WORK INSTRUCTIONS:
[A] According to the Bonterra passage, what share of Unitholders approved the plan of arrangement at the special meeting?
[B] Copy out the listing's lines word for word. Begin at the first line of the listing and stop after the line that contains "press-bubble-toggle[interactable] [977,881,1123,969]".

[Start of GIVEN PASSAGE]

Bonterra has continued its long-term, disciplined approach to creating value for its investors and during the third quarter proposed a plan that if implemented will provide certainty and clarity with regards to its future. The Board of Directors and Management recommended a proposal to convert from a trust to a corporation through a plan of arrangement that includes the acquisition of Silverwing Energy Inc. (Silverwing) and the reorganization with SRX Post Holdings Inc. (SRX).

Management strongly believes that the corporate structure is better suited to the Trust's core business model of growth, capital appreciation and income generation for Unitholders. Bonterra has been successful in providing strong returns for investors, however with the federal government's introduction of trust taxation on October 31, 2006 and subsequent legislation, there has been diminished value associated with the income trust structure with negative impacts including prolonged depression in trust unit prices, decreased access to capital and a limited ability to grow based on the "normal growth" guidelines.

The plan of arrangement was overwhelmingly approved by over 99 percent of Unitholders at the special meeting held on October 16, 2008 and the plan implementation date is expected to be on or about November 12, 2008 after further diligence with regard to the SRX transaction.

Selected benefits of the new corporate structure include:

- The ability to continue to provide income oriented investors with a substantial cash yield. Bonterra intends to continue with a cash dividend policy similar to that followed by the Trust, subject to commodity prices and volumes of production, while allowing Bonterra to aggressively pursue growth opportunities;

- Substantial tax pools of approximately $450 million which will allow Bonterra to extend its taxable horizon to approximately 2015, depending on commodity prices.

- Higher after-tax earnings for investors as dividends are taxed at lower rates than distributions;

- Access to a broader domestic investor base that may result in more financing opportunities;

- Removal of the current foreign ownership limitations of 50 percent of the outstanding trust units, thereby potentially broadening the investor base internationally;

- Removal of the growth limitation which currently exists under the "normal growth" guidelines;

- The ability to increase capital investment over the next several years with a view to providing enhanced returns to investors; and Bonterra is positioned to be valued as a growth-oriented, high-dividend paying corporation with a proven history of accretive growth and long term returns for investors.

[End of GIVEN PASSAGE]
[Start of RECORDS TO PROCESS]

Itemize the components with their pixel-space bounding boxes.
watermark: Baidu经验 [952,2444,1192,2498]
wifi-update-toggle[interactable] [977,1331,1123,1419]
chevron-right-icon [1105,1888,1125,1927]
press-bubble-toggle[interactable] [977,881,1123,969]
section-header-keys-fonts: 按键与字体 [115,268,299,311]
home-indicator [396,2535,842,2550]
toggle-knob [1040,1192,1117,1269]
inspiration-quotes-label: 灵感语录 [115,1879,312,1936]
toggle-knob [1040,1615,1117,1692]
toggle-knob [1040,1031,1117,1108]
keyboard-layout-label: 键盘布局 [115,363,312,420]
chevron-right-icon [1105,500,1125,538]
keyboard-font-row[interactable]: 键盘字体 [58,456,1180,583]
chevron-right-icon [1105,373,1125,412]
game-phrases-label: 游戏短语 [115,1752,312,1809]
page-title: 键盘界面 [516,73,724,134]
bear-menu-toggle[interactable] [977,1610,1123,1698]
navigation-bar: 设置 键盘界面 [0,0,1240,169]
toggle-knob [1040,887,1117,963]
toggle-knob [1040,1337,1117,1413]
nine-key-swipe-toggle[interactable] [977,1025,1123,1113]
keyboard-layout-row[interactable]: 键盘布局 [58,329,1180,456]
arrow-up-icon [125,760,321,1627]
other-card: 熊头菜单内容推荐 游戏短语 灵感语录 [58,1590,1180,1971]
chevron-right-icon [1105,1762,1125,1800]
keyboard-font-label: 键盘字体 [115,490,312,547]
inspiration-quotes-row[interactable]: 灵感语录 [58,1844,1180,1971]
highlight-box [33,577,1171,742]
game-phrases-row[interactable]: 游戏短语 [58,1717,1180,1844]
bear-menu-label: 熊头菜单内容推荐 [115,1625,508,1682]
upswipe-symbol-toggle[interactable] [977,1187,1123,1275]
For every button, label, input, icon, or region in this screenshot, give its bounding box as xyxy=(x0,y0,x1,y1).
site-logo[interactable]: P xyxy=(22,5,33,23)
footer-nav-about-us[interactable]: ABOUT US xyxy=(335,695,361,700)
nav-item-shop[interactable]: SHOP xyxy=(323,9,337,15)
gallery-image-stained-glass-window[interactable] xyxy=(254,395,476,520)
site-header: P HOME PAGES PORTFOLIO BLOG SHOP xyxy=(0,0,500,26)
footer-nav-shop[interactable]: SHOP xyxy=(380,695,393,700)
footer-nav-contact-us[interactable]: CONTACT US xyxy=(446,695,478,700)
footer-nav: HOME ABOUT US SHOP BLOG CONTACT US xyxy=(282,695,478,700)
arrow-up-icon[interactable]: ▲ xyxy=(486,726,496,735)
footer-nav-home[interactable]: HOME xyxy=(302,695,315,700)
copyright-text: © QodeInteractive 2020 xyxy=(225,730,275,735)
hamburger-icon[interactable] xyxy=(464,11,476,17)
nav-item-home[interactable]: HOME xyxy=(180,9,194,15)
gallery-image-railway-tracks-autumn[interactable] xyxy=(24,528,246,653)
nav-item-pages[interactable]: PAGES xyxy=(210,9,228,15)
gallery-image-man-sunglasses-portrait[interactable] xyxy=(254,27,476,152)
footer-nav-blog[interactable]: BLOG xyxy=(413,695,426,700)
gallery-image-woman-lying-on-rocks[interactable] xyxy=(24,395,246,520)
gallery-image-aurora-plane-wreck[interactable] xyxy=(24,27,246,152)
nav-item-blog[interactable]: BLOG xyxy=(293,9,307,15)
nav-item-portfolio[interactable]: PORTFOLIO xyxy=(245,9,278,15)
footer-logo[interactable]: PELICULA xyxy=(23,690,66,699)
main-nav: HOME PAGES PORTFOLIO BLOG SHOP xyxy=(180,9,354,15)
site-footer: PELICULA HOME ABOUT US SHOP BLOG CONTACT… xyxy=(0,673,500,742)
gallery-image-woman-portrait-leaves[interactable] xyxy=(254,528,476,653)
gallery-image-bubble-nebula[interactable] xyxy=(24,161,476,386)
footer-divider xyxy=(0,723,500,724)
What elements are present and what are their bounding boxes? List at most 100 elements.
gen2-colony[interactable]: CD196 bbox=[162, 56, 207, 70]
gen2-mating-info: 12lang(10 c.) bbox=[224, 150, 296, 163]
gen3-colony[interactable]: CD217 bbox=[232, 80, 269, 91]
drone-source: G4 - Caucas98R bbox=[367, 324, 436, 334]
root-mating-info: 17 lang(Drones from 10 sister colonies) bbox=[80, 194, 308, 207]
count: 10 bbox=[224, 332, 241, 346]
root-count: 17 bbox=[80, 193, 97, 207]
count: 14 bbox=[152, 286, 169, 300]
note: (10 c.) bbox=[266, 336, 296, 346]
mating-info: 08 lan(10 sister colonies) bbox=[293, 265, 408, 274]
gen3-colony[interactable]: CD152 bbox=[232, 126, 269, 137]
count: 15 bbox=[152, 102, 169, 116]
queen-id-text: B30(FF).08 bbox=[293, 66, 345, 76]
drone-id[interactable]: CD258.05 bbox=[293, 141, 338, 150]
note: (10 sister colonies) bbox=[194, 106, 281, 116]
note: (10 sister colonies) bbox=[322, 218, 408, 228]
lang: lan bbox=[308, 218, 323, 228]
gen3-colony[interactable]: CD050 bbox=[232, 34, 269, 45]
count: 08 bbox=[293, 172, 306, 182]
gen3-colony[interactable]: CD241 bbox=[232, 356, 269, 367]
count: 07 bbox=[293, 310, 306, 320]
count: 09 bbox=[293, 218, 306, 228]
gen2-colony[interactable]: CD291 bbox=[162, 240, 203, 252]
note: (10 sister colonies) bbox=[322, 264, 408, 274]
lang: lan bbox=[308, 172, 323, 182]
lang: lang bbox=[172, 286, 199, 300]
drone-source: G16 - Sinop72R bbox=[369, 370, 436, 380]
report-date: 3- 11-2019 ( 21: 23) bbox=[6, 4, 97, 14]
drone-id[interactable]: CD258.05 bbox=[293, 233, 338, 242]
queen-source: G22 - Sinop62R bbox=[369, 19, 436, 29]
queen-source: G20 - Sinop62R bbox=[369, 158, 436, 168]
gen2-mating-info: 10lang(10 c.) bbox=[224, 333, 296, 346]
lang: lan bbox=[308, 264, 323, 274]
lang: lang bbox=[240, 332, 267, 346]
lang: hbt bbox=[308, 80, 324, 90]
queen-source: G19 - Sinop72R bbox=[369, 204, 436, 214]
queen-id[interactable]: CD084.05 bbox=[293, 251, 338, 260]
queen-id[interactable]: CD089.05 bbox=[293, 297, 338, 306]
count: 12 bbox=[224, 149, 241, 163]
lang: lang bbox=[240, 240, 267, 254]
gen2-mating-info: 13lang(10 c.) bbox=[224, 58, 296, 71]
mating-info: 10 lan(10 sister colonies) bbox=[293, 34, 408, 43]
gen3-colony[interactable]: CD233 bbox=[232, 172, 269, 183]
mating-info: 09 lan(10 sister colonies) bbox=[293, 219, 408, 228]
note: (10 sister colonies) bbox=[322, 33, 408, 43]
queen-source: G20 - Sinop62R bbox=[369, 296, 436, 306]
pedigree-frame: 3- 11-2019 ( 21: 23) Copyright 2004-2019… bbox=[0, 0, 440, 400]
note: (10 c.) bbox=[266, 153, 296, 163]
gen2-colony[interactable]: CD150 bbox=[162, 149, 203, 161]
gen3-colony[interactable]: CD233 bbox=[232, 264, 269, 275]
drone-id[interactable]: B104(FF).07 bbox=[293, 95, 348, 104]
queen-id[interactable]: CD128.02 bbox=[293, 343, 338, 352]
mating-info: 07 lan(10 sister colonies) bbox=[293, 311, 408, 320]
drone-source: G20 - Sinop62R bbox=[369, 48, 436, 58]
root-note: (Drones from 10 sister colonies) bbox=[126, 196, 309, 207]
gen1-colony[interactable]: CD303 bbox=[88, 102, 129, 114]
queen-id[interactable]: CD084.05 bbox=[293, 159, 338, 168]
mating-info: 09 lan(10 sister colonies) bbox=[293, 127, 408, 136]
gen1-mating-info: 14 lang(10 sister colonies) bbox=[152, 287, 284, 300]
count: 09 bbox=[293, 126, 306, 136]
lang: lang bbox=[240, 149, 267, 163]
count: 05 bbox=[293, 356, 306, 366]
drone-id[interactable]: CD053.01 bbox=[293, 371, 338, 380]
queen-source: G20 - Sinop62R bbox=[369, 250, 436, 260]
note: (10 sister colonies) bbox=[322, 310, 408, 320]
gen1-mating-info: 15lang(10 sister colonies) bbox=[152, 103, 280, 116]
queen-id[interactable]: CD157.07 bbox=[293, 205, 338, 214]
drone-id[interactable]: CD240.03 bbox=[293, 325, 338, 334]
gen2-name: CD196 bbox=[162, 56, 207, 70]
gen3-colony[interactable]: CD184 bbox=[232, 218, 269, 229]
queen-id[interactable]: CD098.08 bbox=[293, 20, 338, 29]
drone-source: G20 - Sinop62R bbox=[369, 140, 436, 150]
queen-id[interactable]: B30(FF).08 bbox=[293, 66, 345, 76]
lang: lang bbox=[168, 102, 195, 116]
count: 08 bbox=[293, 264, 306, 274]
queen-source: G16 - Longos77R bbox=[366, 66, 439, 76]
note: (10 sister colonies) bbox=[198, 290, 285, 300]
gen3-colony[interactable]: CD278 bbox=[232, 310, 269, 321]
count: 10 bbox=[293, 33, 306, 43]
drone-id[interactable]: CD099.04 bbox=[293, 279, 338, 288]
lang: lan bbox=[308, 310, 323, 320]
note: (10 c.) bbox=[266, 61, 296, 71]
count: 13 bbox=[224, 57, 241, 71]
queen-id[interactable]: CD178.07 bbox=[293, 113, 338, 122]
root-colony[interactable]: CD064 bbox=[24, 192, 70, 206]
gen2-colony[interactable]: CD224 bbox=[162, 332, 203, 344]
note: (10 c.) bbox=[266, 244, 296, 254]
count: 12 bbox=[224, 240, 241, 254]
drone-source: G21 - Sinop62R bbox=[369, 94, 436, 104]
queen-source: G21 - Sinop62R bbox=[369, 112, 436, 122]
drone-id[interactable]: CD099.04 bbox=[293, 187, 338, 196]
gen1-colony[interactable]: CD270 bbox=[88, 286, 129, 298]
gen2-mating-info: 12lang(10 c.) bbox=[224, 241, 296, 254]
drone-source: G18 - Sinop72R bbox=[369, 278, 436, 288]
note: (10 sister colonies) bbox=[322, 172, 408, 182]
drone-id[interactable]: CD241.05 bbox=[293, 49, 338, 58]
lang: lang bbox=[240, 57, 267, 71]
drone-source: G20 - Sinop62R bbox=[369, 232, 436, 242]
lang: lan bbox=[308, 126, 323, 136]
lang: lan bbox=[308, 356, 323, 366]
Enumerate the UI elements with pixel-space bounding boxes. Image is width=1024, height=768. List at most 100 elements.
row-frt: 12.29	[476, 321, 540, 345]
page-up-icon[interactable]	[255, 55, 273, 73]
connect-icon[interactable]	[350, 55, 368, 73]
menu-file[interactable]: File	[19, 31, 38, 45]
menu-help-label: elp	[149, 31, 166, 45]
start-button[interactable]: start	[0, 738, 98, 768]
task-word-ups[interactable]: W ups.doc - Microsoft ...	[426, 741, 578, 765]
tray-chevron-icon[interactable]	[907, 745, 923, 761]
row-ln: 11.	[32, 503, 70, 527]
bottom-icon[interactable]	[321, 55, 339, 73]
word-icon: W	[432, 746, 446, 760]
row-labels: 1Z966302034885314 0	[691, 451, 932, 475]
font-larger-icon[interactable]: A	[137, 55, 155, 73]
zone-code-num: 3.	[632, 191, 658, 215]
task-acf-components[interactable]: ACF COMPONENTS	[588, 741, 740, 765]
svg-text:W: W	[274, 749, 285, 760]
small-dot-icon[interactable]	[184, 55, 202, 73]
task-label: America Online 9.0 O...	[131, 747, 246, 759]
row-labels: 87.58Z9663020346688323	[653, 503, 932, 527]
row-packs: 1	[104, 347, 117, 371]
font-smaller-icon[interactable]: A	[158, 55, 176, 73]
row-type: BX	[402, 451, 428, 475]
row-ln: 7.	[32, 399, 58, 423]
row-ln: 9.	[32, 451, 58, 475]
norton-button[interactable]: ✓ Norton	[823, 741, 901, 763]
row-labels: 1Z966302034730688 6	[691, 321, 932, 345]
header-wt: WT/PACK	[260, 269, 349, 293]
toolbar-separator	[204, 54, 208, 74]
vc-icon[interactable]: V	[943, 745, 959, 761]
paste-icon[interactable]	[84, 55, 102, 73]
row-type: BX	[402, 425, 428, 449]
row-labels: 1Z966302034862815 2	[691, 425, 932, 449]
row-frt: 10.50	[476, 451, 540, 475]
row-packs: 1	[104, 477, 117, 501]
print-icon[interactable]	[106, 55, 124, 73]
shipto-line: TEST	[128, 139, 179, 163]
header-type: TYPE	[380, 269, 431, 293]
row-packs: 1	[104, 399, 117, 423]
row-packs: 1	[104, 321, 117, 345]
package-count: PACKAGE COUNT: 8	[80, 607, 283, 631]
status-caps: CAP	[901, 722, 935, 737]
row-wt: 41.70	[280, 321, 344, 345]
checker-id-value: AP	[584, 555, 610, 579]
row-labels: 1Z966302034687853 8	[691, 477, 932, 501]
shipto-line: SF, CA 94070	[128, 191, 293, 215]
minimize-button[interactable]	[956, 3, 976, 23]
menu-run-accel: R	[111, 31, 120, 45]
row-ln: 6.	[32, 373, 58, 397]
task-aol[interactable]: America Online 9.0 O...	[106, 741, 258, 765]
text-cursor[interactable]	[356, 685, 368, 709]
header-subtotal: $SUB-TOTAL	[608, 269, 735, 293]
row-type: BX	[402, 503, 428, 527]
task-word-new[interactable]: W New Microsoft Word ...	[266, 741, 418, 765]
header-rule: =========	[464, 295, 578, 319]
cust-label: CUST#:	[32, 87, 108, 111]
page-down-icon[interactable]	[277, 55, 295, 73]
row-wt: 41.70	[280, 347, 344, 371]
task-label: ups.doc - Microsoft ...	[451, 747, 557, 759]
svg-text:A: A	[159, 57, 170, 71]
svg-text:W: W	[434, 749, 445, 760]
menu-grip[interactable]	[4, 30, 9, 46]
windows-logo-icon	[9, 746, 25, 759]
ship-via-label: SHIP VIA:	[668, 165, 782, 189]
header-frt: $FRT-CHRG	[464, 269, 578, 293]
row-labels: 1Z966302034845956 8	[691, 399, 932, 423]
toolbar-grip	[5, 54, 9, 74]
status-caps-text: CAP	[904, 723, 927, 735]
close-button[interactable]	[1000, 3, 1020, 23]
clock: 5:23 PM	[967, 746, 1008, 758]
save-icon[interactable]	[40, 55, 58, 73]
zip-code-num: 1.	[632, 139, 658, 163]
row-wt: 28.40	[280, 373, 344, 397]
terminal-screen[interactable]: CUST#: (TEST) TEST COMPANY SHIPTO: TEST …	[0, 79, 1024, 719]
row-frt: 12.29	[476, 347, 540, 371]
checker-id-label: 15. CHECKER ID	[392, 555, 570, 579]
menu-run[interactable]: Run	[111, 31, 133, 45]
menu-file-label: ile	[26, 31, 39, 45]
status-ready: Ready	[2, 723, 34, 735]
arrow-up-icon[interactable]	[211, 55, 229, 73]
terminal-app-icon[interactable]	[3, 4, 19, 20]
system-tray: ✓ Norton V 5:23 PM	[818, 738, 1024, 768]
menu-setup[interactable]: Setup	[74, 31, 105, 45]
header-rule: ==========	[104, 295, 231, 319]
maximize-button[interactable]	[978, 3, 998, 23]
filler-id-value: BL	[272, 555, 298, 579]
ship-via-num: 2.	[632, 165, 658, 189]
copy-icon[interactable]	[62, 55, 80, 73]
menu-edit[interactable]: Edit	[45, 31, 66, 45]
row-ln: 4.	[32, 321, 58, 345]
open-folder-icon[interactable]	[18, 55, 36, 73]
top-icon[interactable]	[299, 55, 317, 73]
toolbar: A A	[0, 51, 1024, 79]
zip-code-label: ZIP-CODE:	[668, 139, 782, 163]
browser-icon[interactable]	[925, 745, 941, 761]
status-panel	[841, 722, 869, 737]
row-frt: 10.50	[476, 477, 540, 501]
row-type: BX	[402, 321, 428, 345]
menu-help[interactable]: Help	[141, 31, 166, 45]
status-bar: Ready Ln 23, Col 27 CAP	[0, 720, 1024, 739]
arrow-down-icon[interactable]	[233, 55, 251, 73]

[End of RECORDS TO PROCESS]

RESPONSES IN ORDER:
[A] Over 99 percent of Unitholders approved it.

[B]
Itemize the components with their pixel-space bounding boxes.
watermark: Baidu经验 [952,2444,1192,2498]
wifi-update-toggle[interactable] [977,1331,1123,1419]
chevron-right-icon [1105,1888,1125,1927]
press-bubble-toggle[interactable] [977,881,1123,969]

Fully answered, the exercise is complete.